**** Source material ****

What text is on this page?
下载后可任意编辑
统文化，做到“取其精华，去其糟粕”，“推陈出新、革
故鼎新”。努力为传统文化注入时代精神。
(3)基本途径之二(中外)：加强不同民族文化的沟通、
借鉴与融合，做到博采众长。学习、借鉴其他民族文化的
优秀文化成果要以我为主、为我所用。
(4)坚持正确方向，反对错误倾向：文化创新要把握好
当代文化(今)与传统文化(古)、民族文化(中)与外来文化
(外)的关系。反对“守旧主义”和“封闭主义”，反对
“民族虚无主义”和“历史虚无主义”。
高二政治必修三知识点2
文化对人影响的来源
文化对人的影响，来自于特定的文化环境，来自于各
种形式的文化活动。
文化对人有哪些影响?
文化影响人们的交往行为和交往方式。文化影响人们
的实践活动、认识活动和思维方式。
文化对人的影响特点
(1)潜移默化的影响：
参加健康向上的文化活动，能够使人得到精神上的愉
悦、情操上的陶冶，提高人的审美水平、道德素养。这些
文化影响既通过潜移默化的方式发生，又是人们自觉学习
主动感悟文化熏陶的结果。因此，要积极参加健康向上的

****
**** Source material ****

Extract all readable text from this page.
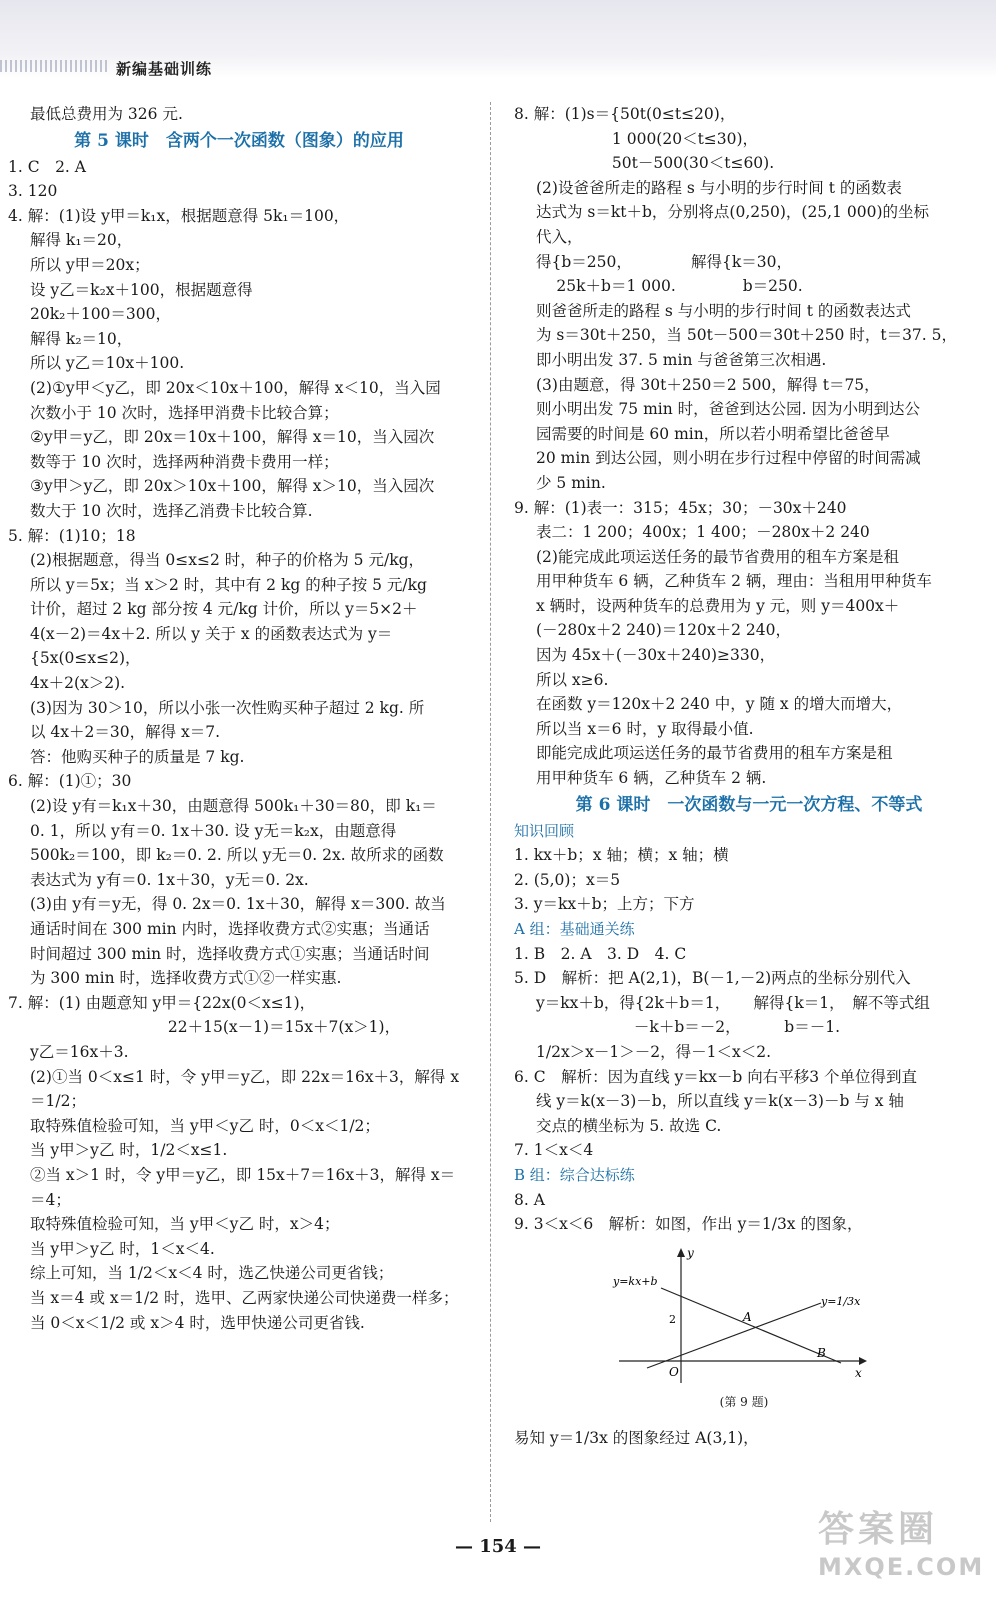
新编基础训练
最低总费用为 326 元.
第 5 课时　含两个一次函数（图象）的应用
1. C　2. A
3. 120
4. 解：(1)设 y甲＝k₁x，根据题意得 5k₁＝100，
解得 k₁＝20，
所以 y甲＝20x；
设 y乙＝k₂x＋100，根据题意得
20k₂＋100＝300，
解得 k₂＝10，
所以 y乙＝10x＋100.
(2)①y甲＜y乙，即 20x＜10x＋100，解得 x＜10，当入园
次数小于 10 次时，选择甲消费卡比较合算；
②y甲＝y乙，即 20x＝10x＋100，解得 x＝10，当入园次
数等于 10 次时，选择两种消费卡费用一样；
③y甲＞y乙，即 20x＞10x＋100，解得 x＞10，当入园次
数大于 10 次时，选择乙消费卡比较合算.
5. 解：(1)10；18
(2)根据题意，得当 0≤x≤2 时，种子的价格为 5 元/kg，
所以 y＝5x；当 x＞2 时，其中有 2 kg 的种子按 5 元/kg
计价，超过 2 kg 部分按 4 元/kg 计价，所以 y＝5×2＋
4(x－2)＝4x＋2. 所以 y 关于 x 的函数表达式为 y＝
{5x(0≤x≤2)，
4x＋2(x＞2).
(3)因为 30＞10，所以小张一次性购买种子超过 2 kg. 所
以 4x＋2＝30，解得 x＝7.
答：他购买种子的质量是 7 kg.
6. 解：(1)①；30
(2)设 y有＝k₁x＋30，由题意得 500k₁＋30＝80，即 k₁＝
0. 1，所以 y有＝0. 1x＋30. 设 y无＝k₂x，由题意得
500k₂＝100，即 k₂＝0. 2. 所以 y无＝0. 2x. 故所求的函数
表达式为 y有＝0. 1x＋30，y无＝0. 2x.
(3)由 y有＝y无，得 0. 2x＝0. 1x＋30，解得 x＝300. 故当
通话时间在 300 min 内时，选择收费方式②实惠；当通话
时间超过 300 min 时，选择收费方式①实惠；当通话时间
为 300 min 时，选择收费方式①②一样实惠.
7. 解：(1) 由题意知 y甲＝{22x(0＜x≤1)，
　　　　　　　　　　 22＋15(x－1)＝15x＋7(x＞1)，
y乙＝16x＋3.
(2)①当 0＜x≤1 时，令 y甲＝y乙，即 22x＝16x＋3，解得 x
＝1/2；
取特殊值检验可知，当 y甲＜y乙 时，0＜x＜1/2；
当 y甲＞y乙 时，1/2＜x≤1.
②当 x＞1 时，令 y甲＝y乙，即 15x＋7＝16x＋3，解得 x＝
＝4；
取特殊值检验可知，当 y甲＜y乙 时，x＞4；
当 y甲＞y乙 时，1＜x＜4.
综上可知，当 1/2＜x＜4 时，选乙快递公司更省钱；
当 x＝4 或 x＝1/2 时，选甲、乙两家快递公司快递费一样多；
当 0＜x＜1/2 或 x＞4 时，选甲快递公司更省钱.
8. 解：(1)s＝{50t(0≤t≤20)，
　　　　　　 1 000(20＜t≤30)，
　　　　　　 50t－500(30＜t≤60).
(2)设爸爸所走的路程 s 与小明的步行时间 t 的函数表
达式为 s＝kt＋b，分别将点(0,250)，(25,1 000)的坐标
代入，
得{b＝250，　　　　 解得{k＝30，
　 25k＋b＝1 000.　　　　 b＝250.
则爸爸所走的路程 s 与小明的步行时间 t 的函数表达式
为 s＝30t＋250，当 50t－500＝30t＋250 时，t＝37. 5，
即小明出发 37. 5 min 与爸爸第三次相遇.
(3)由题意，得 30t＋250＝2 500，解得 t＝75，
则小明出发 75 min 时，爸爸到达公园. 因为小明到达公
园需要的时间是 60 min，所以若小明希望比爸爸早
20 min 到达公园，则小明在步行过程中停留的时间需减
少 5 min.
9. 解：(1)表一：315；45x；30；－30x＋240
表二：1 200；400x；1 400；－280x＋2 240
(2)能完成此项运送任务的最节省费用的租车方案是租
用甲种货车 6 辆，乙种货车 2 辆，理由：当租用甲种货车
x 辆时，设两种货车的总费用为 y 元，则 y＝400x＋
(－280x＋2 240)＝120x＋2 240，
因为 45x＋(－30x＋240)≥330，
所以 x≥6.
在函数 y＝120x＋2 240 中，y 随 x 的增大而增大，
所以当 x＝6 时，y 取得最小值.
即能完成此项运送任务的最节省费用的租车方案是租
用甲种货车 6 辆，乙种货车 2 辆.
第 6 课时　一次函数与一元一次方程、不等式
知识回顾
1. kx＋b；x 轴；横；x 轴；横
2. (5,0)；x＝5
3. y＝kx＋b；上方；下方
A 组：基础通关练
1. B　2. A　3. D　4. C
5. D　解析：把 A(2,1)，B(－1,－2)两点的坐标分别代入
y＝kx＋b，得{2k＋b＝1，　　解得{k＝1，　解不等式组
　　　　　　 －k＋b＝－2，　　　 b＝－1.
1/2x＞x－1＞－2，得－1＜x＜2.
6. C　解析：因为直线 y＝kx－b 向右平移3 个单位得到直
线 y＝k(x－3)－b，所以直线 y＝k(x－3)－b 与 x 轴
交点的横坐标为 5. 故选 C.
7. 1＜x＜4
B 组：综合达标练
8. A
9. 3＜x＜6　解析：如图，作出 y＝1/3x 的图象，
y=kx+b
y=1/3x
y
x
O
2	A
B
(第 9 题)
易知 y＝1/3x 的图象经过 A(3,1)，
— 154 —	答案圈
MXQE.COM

****

Task directions >> Show the lines that mention the word "page".

Answer for this exercise >>
What text is on this page?
Extract all readable text from this page.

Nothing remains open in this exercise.